- Work instructions
Rewrite the lines below so that every "month-band" becomes "month-shading", with nothing else changed.

## Start

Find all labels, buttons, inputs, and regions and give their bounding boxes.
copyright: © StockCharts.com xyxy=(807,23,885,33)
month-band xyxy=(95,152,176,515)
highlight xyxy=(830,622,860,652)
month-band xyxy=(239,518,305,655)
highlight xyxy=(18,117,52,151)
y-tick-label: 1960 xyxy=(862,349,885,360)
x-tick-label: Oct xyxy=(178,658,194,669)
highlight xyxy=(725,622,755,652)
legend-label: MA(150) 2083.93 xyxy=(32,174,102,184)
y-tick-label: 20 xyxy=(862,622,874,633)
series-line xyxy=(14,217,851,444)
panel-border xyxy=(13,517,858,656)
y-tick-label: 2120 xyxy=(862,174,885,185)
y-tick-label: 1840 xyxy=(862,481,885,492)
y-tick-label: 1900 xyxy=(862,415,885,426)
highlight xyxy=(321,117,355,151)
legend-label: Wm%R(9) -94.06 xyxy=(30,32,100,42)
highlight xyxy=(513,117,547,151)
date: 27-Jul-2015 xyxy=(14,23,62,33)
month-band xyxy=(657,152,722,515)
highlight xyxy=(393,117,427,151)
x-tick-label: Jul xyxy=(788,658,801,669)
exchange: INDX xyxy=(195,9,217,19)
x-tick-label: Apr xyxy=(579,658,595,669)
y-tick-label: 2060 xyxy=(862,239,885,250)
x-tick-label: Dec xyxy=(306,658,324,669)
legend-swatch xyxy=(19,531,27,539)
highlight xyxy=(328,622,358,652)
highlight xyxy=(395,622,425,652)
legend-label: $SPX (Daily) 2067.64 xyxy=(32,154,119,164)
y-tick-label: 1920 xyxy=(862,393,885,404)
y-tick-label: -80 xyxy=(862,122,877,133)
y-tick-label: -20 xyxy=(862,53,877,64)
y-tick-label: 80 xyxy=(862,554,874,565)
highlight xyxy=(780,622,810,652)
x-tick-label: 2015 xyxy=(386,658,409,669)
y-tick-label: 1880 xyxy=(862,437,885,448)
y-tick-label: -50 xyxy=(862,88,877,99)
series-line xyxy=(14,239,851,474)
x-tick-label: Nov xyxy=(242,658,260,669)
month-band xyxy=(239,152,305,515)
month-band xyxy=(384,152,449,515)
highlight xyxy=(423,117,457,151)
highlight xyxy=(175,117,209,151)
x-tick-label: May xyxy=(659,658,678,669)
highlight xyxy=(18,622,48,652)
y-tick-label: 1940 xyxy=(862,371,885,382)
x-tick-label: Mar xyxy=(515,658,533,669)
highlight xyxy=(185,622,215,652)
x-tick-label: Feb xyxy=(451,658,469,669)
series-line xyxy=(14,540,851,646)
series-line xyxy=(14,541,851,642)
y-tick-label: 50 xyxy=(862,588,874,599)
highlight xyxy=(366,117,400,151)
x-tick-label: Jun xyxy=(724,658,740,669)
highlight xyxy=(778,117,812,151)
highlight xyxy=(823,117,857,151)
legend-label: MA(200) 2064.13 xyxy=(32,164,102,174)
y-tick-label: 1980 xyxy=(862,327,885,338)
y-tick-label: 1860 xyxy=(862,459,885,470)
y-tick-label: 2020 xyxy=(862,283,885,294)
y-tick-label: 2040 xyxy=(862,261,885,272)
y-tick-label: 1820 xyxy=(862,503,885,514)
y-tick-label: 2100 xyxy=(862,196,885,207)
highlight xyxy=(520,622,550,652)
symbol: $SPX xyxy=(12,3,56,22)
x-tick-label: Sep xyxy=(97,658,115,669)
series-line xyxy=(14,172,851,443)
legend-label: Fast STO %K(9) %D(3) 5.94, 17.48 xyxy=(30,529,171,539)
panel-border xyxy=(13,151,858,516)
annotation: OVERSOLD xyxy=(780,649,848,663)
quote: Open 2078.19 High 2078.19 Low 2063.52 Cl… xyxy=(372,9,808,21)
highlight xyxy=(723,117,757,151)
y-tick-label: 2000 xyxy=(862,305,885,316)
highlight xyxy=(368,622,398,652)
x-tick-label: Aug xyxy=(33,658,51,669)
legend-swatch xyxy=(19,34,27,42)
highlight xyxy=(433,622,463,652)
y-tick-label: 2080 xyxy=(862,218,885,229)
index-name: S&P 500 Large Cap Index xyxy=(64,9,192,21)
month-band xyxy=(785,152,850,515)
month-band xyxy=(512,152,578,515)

## End

- Solution for this problem
Find all labels, buttons, inputs, and regions and give their bounding boxes.
copyright: © StockCharts.com xyxy=(807,23,885,33)
month-shading xyxy=(95,152,176,515)
highlight xyxy=(830,622,860,652)
month-shading xyxy=(239,518,305,655)
highlight xyxy=(18,117,52,151)
y-tick-label: 1960 xyxy=(862,349,885,360)
x-tick-label: Oct xyxy=(178,658,194,669)
highlight xyxy=(725,622,755,652)
legend-label: MA(150) 2083.93 xyxy=(32,174,102,184)
y-tick-label: 20 xyxy=(862,622,874,633)
series-line xyxy=(14,217,851,444)
panel-border xyxy=(13,517,858,656)
y-tick-label: 2120 xyxy=(862,174,885,185)
y-tick-label: 1840 xyxy=(862,481,885,492)
y-tick-label: 1900 xyxy=(862,415,885,426)
highlight xyxy=(321,117,355,151)
legend-label: Wm%R(9) -94.06 xyxy=(30,32,100,42)
highlight xyxy=(513,117,547,151)
date: 27-Jul-2015 xyxy=(14,23,62,33)
month-shading xyxy=(657,152,722,515)
highlight xyxy=(393,117,427,151)
x-tick-label: Jul xyxy=(788,658,801,669)
exchange: INDX xyxy=(195,9,217,19)
x-tick-label: Apr xyxy=(579,658,595,669)
y-tick-label: 2060 xyxy=(862,239,885,250)
x-tick-label: Dec xyxy=(306,658,324,669)
legend-swatch xyxy=(19,531,27,539)
highlight xyxy=(328,622,358,652)
highlight xyxy=(395,622,425,652)
legend-label: $SPX (Daily) 2067.64 xyxy=(32,154,119,164)
y-tick-label: 1920 xyxy=(862,393,885,404)
y-tick-label: -80 xyxy=(862,122,877,133)
y-tick-label: -20 xyxy=(862,53,877,64)
y-tick-label: 80 xyxy=(862,554,874,565)
highlight xyxy=(780,622,810,652)
x-tick-label: 2015 xyxy=(386,658,409,669)
y-tick-label: 1880 xyxy=(862,437,885,448)
y-tick-label: -50 xyxy=(862,88,877,99)
series-line xyxy=(14,239,851,474)
x-tick-label: Nov xyxy=(242,658,260,669)
month-shading xyxy=(239,152,305,515)
month-shading xyxy=(384,152,449,515)
highlight xyxy=(423,117,457,151)
highlight xyxy=(175,117,209,151)
x-tick-label: May xyxy=(659,658,678,669)
highlight xyxy=(18,622,48,652)
y-tick-label: 1940 xyxy=(862,371,885,382)
x-tick-label: Mar xyxy=(515,658,533,669)
highlight xyxy=(185,622,215,652)
x-tick-label: Feb xyxy=(451,658,469,669)
series-line xyxy=(14,540,851,646)
series-line xyxy=(14,541,851,642)
y-tick-label: 50 xyxy=(862,588,874,599)
highlight xyxy=(366,117,400,151)
x-tick-label: Jun xyxy=(724,658,740,669)
highlight xyxy=(778,117,812,151)
highlight xyxy=(823,117,857,151)
legend-label: MA(200) 2064.13 xyxy=(32,164,102,174)
y-tick-label: 1980 xyxy=(862,327,885,338)
y-tick-label: 1860 xyxy=(862,459,885,470)
y-tick-label: 2020 xyxy=(862,283,885,294)
y-tick-label: 2040 xyxy=(862,261,885,272)
y-tick-label: 1820 xyxy=(862,503,885,514)
y-tick-label: 2100 xyxy=(862,196,885,207)
highlight xyxy=(520,622,550,652)
symbol: $SPX xyxy=(12,3,56,22)
x-tick-label: Sep xyxy=(97,658,115,669)
series-line xyxy=(14,172,851,443)
legend-label: Fast STO %K(9) %D(3) 5.94, 17.48 xyxy=(30,529,171,539)
panel-border xyxy=(13,151,858,516)
annotation: OVERSOLD xyxy=(780,649,848,663)
quote: Open 2078.19 High 2078.19 Low 2063.52 Cl… xyxy=(372,9,808,21)
highlight xyxy=(723,117,757,151)
y-tick-label: 2000 xyxy=(862,305,885,316)
highlight xyxy=(368,622,398,652)
x-tick-label: Aug xyxy=(33,658,51,669)
legend-swatch xyxy=(19,34,27,42)
highlight xyxy=(433,622,463,652)
y-tick-label: 2080 xyxy=(862,218,885,229)
index-name: S&P 500 Large Cap Index xyxy=(64,9,192,21)
month-shading xyxy=(785,152,850,515)
month-shading xyxy=(512,152,578,515)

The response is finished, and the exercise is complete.